» **SUPPLIED ENTRIES**:
=-=-=-=-=
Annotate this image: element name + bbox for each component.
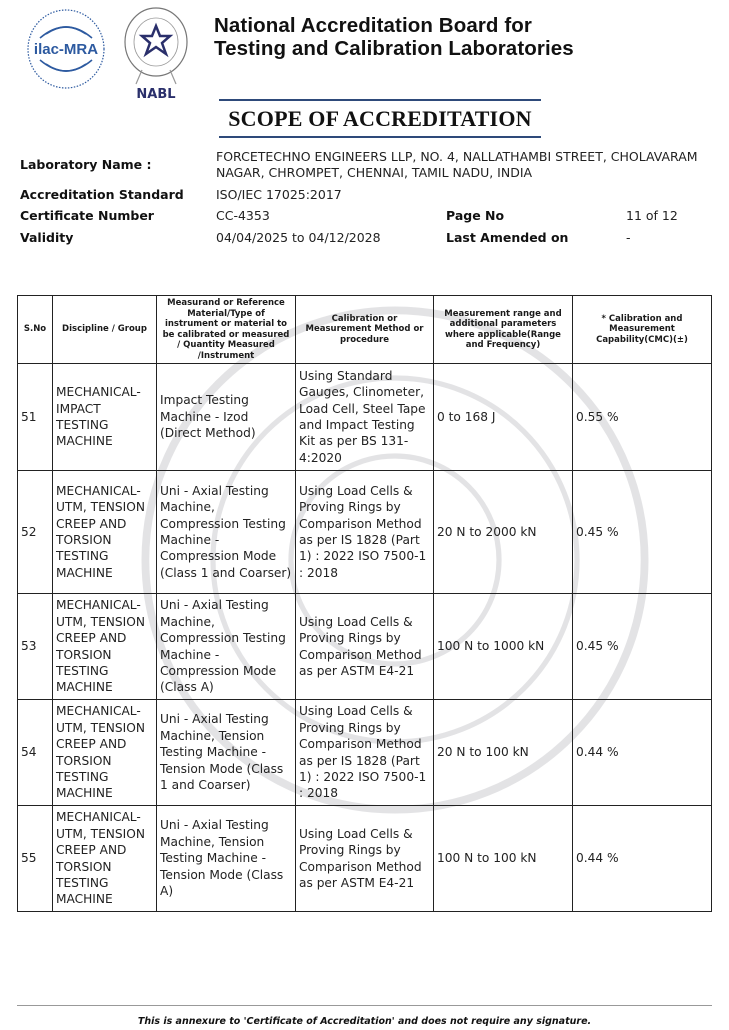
cell-cmc: 0.44 % — [573, 806, 712, 912]
org-title-line2: Testing and Calibration Laboratories — [214, 37, 574, 60]
lab-name-label: Laboratory Name : — [20, 157, 152, 172]
cell-measurand: Uni - Axial Testing Machine, Tension Testing Machine - Tension Mode (Class 1 and Coarser) — [157, 700, 296, 806]
header-sno: S.No — [18, 296, 53, 364]
header-cmc: * Calibration and Measurement Capability(CMC)(±) — [573, 296, 712, 364]
cell-range: 100 N to 100 kN — [434, 806, 573, 912]
cell-measurand: Impact Testing Machine - Izod (Direct Method) — [157, 364, 296, 471]
cell-measurand: Uni - Axial Testing Machine, Compression Testing Machine - Compression Mode (Class A) — [157, 594, 296, 700]
ilac-mra-logo — [26, 8, 106, 90]
cell-method: Using Load Cells & Proving Rings by Comparison Method as per ASTM E4-21 — [296, 594, 434, 700]
cell-cmc: 0.44 % — [573, 700, 712, 806]
page-value: 11 of 12 — [626, 208, 678, 223]
cell-sno: 51 — [18, 364, 53, 471]
cell-method: Using Load Cells & Proving Rings by Comparison Method as per IS 1828 (Part 1) : 2022 ISO 7500-1 : 2018 — [296, 471, 434, 594]
cell-method: Using Standard Gauges, Clinometer, Load Cell, Steel Tape and Impact Testing Kit as per BS 131-4:2020 — [296, 364, 434, 471]
header-method: Calibration or Measurement Method or procedure — [296, 296, 434, 364]
cell-range: 20 N to 100 kN — [434, 700, 573, 806]
cell-cmc: 0.45 % — [573, 594, 712, 700]
table-row — [18, 594, 712, 700]
standard-value: ISO/IEC 17025:2017 — [216, 187, 342, 202]
cell-discipline: MECHANICAL- UTM, TENSION CREEP AND TORSION TESTING MACHINE — [53, 700, 157, 806]
cell-method: Using Load Cells & Proving Rings by Comparison Method as per IS 1828 (Part 1) : 2022 ISO 7500-1 : 2018 — [296, 700, 434, 806]
table-row — [18, 806, 712, 912]
table-row — [18, 471, 712, 594]
table-row — [18, 364, 712, 471]
cell-range: 100 N to 1000 kN — [434, 594, 573, 700]
validity-label: Validity — [20, 230, 74, 245]
cell-measurand: Uni - Axial Testing Machine, Tension Testing Machine - Tension Mode (Class A) — [157, 806, 296, 912]
cell-range: 0 to 168 J — [434, 364, 573, 471]
org-title-line1: National Accreditation Board for — [214, 14, 532, 37]
cell-sno: 53 — [18, 594, 53, 700]
cell-sno: 52 — [18, 471, 53, 594]
standard-label: Accreditation Standard — [20, 187, 184, 202]
header-range: Measurement range and additional parameters where applicable(Range and Frequency) — [434, 296, 573, 364]
footer-divider — [17, 1005, 712, 1006]
amended-label: Last Amended on — [446, 230, 569, 245]
lab-name-line1: FORCETECHNO ENGINEERS LLP, NO. 4, NALLATHAMBI STREET, CHOLAVARAM — [216, 149, 698, 164]
cell-measurand: Uni - Axial Testing Machine, Compression Testing Machine - Compression Mode (Class 1 and Coarser) — [157, 471, 296, 594]
scope-title: SCOPE OF ACCREDITATION — [228, 106, 532, 131]
org-title — [214, 14, 574, 60]
scope-bottom-rule — [219, 136, 541, 138]
nabl-logo-text: NABL — [136, 87, 176, 100]
lab-name-value — [216, 149, 698, 181]
validity-value: 04/04/2025 to 04/12/2028 — [216, 230, 381, 245]
table-row — [18, 700, 712, 806]
certificate-label: Certificate Number — [20, 208, 154, 223]
cell-sno: 54 — [18, 700, 53, 806]
cell-discipline: MECHANICAL- IMPACT TESTING MACHINE — [53, 364, 157, 471]
cell-cmc: 0.45 % — [573, 471, 712, 594]
cell-discipline: MECHANICAL- UTM, TENSION CREEP AND TORSION TESTING MACHINE — [53, 594, 157, 700]
cell-cmc: 0.55 % — [573, 364, 712, 471]
footer-note: This is annexure to 'Certificate of Accreditation' and does not require any signature. — [137, 1016, 592, 1027]
ilac-logo-text: ilac-MRA — [33, 41, 99, 58]
scope-heading — [219, 99, 541, 138]
cell-range: 20 N to 2000 kN — [434, 471, 573, 594]
cell-discipline: MECHANICAL- UTM, TENSION CREEP AND TORSION TESTING MACHINE — [53, 806, 157, 912]
scope-table — [17, 295, 712, 912]
lab-name-line2: NAGAR, CHROMPET, CHENNAI, TAMIL NADU, INDIA — [216, 165, 533, 180]
cell-sno: 55 — [18, 806, 53, 912]
table-header-row — [18, 296, 712, 364]
nabl-logo — [122, 6, 190, 100]
certificate-value: CC-4353 — [216, 208, 270, 223]
amended-value: - — [626, 230, 631, 245]
cell-discipline: MECHANICAL- UTM, TENSION CREEP AND TORSION TESTING MACHINE — [53, 471, 157, 594]
header-discipline: Discipline / Group — [53, 296, 157, 364]
cell-method: Using Load Cells & Proving Rings by Comparison Method as per ASTM E4-21 — [296, 806, 434, 912]
page-label: Page No — [446, 208, 505, 223]
header-measurand: Measurand or Reference Material/Type of instrument or material to be calibrated or measured / Quantity Measured /Instrument — [157, 296, 296, 364]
=-=-=-=-=
» **WHAT THIS TASK INVOLVES**: Set down each entry again exactly as written. Pictures stay out.

» **RESULT OF THIS TASK**:
Annotate this image: element name + bbox for each component.
cell-cmc: 0.44 % — [573, 806, 712, 912]
org-title-line2: Testing and Calibration Laboratories — [214, 37, 574, 60]
lab-name-label: Laboratory Name : — [20, 157, 152, 172]
cell-measurand: Uni - Axial Testing Machine, Tension Testing Machine - Tension Mode (Class 1 and Coarser) — [157, 700, 296, 806]
header-sno: S.No — [18, 296, 53, 364]
header-cmc: * Calibration and Measurement Capability(CMC)(±) — [573, 296, 712, 364]
cell-range: 100 N to 100 kN — [434, 806, 573, 912]
cell-measurand: Impact Testing Machine - Izod (Direct Method) — [157, 364, 296, 471]
cell-measurand: Uni - Axial Testing Machine, Compression Testing Machine - Compression Mode (Class A) — [157, 594, 296, 700]
ilac-mra-logo — [26, 8, 106, 90]
cell-method: Using Load Cells & Proving Rings by Comparison Method as per ASTM E4-21 — [296, 594, 434, 700]
cell-cmc: 0.44 % — [573, 700, 712, 806]
page-value: 11 of 12 — [626, 208, 678, 223]
cell-sno: 51 — [18, 364, 53, 471]
cell-method: Using Load Cells & Proving Rings by Comparison Method as per IS 1828 (Part 1) : 2022 ISO 7500-1 : 2018 — [296, 471, 434, 594]
cell-method: Using Standard Gauges, Clinometer, Load Cell, Steel Tape and Impact Testing Kit as per BS 131-4:2020 — [296, 364, 434, 471]
header-method: Calibration or Measurement Method or procedure — [296, 296, 434, 364]
cell-range: 20 N to 100 kN — [434, 700, 573, 806]
cell-cmc: 0.45 % — [573, 594, 712, 700]
table-row — [18, 594, 712, 700]
standard-value: ISO/IEC 17025:2017 — [216, 187, 342, 202]
cell-discipline: MECHANICAL- UTM, TENSION CREEP AND TORSION TESTING MACHINE — [53, 700, 157, 806]
cell-method: Using Load Cells & Proving Rings by Comparison Method as per IS 1828 (Part 1) : 2022 ISO 7500-1 : 2018 — [296, 700, 434, 806]
table-row — [18, 806, 712, 912]
table-row — [18, 471, 712, 594]
table-row — [18, 364, 712, 471]
cell-range: 100 N to 1000 kN — [434, 594, 573, 700]
validity-label: Validity — [20, 230, 74, 245]
cell-measurand: Uni - Axial Testing Machine, Tension Testing Machine - Tension Mode (Class A) — [157, 806, 296, 912]
cell-range: 0 to 168 J — [434, 364, 573, 471]
org-title-line1: National Accreditation Board for — [214, 14, 532, 37]
cell-sno: 53 — [18, 594, 53, 700]
cell-sno: 52 — [18, 471, 53, 594]
standard-label: Accreditation Standard — [20, 187, 184, 202]
header-range: Measurement range and additional parameters where applicable(Range and Frequency) — [434, 296, 573, 364]
footer-divider — [17, 1005, 712, 1006]
amended-label: Last Amended on — [446, 230, 569, 245]
lab-name-line1: FORCETECHNO ENGINEERS LLP, NO. 4, NALLATHAMBI STREET, CHOLAVARAM — [216, 149, 698, 164]
cell-measurand: Uni - Axial Testing Machine, Compression Testing Machine - Compression Mode (Class 1 and Coarser) — [157, 471, 296, 594]
scope-title: SCOPE OF ACCREDITATION — [228, 106, 532, 131]
org-title — [214, 14, 574, 60]
scope-bottom-rule — [219, 136, 541, 138]
nabl-logo-text: NABL — [136, 87, 176, 100]
lab-name-value — [216, 149, 698, 181]
validity-value: 04/04/2025 to 04/12/2028 — [216, 230, 381, 245]
table-row — [18, 700, 712, 806]
certificate-label: Certificate Number — [20, 208, 154, 223]
cell-sno: 54 — [18, 700, 53, 806]
cell-discipline: MECHANICAL- IMPACT TESTING MACHINE — [53, 364, 157, 471]
cell-cmc: 0.45 % — [573, 471, 712, 594]
cell-discipline: MECHANICAL- UTM, TENSION CREEP AND TORSION TESTING MACHINE — [53, 594, 157, 700]
cell-cmc: 0.55 % — [573, 364, 712, 471]
footer-note: This is annexure to 'Certificate of Accreditation' and does not require any signature. — [137, 1016, 592, 1027]
ilac-logo-text: ilac-MRA — [33, 41, 99, 58]
scope-heading — [219, 99, 541, 138]
cell-range: 20 N to 2000 kN — [434, 471, 573, 594]
cell-discipline: MECHANICAL- UTM, TENSION CREEP AND TORSION TESTING MACHINE — [53, 806, 157, 912]
scope-table — [17, 295, 712, 912]
lab-name-line2: NAGAR, CHROMPET, CHENNAI, TAMIL NADU, INDIA — [216, 165, 533, 180]
cell-sno: 55 — [18, 806, 53, 912]
table-header-row — [18, 296, 712, 364]
nabl-logo — [122, 6, 190, 100]
certificate-value: CC-4353 — [216, 208, 270, 223]
amended-value: - — [626, 230, 631, 245]
cell-discipline: MECHANICAL- UTM, TENSION CREEP AND TORSION TESTING MACHINE — [53, 471, 157, 594]
header-discipline: Discipline / Group — [53, 296, 157, 364]
cell-method: Using Load Cells & Proving Rings by Comparison Method as per ASTM E4-21 — [296, 806, 434, 912]
page-label: Page No — [446, 208, 505, 223]
header-measurand: Measurand or Reference Material/Type of instrument or material to be calibrated or measured / Quantity Measured /Instrument — [157, 296, 296, 364]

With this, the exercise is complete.